◆ Your objective: Could you write out the material below again, substituting "plot-frame" for "plot-border" and leaving every other character unchanged?

Dataset entries
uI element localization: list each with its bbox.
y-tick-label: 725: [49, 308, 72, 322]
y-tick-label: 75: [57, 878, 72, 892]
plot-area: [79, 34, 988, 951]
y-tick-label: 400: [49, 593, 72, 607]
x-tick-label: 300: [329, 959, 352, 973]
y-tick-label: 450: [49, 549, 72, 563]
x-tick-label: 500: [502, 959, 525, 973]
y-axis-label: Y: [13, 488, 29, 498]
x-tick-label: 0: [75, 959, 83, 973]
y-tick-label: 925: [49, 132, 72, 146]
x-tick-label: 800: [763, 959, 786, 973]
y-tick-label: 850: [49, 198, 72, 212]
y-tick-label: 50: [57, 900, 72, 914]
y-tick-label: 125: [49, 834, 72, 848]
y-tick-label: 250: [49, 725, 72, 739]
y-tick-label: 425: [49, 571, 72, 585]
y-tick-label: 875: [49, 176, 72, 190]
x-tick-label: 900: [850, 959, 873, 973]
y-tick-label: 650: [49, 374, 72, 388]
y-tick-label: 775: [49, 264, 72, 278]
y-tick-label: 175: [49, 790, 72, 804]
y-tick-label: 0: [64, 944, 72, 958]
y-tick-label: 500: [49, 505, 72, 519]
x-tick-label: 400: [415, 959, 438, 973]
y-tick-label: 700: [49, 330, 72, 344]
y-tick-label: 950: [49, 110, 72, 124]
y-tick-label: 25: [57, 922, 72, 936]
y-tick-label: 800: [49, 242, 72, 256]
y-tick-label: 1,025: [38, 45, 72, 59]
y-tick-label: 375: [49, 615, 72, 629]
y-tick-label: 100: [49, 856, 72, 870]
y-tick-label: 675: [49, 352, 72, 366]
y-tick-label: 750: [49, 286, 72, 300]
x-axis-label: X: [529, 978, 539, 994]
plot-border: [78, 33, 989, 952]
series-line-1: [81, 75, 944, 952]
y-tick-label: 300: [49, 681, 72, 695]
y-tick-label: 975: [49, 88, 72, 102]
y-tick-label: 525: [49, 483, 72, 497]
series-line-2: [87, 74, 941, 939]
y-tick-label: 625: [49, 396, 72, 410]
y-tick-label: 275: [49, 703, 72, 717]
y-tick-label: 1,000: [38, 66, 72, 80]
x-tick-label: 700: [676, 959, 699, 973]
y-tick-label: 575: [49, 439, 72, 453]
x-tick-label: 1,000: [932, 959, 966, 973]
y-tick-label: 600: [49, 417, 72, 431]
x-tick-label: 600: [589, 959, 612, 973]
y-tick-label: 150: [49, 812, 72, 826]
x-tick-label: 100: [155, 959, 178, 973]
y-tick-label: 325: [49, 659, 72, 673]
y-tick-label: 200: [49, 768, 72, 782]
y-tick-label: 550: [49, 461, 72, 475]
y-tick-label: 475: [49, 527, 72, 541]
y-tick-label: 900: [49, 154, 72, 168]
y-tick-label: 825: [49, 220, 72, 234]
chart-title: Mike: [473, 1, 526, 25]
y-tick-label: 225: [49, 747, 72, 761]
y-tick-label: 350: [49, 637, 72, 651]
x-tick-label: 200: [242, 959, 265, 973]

◆ Worked answer:
uI element localization: list each with its bbox.
y-tick-label: 725: [49, 308, 72, 322]
y-tick-label: 75: [57, 878, 72, 892]
plot-area: [79, 34, 988, 951]
y-tick-label: 400: [49, 593, 72, 607]
x-tick-label: 300: [329, 959, 352, 973]
y-tick-label: 450: [49, 549, 72, 563]
x-tick-label: 500: [502, 959, 525, 973]
y-axis-label: Y: [13, 488, 29, 498]
x-tick-label: 0: [75, 959, 83, 973]
y-tick-label: 925: [49, 132, 72, 146]
x-tick-label: 800: [763, 959, 786, 973]
y-tick-label: 850: [49, 198, 72, 212]
y-tick-label: 50: [57, 900, 72, 914]
y-tick-label: 125: [49, 834, 72, 848]
y-tick-label: 250: [49, 725, 72, 739]
y-tick-label: 425: [49, 571, 72, 585]
y-tick-label: 875: [49, 176, 72, 190]
x-tick-label: 900: [850, 959, 873, 973]
y-tick-label: 650: [49, 374, 72, 388]
y-tick-label: 775: [49, 264, 72, 278]
y-tick-label: 175: [49, 790, 72, 804]
y-tick-label: 0: [64, 944, 72, 958]
y-tick-label: 500: [49, 505, 72, 519]
x-tick-label: 400: [415, 959, 438, 973]
y-tick-label: 700: [49, 330, 72, 344]
y-tick-label: 950: [49, 110, 72, 124]
y-tick-label: 25: [57, 922, 72, 936]
y-tick-label: 800: [49, 242, 72, 256]
y-tick-label: 1,025: [38, 45, 72, 59]
y-tick-label: 375: [49, 615, 72, 629]
y-tick-label: 100: [49, 856, 72, 870]
y-tick-label: 675: [49, 352, 72, 366]
y-tick-label: 750: [49, 286, 72, 300]
x-axis-label: X: [529, 978, 539, 994]
plot-frame: [78, 33, 989, 952]
series-line-1: [81, 75, 944, 952]
y-tick-label: 300: [49, 681, 72, 695]
y-tick-label: 975: [49, 88, 72, 102]
y-tick-label: 525: [49, 483, 72, 497]
series-line-2: [87, 74, 941, 939]
y-tick-label: 625: [49, 396, 72, 410]
y-tick-label: 275: [49, 703, 72, 717]
y-tick-label: 1,000: [38, 66, 72, 80]
x-tick-label: 700: [676, 959, 699, 973]
y-tick-label: 575: [49, 439, 72, 453]
x-tick-label: 1,000: [932, 959, 966, 973]
y-tick-label: 600: [49, 417, 72, 431]
x-tick-label: 600: [589, 959, 612, 973]
y-tick-label: 150: [49, 812, 72, 826]
x-tick-label: 100: [155, 959, 178, 973]
y-tick-label: 325: [49, 659, 72, 673]
y-tick-label: 200: [49, 768, 72, 782]
y-tick-label: 550: [49, 461, 72, 475]
y-tick-label: 475: [49, 527, 72, 541]
y-tick-label: 900: [49, 154, 72, 168]
y-tick-label: 825: [49, 220, 72, 234]
chart-title: Mike: [473, 1, 526, 25]
y-tick-label: 225: [49, 747, 72, 761]
y-tick-label: 350: [49, 637, 72, 651]
x-tick-label: 200: [242, 959, 265, 973]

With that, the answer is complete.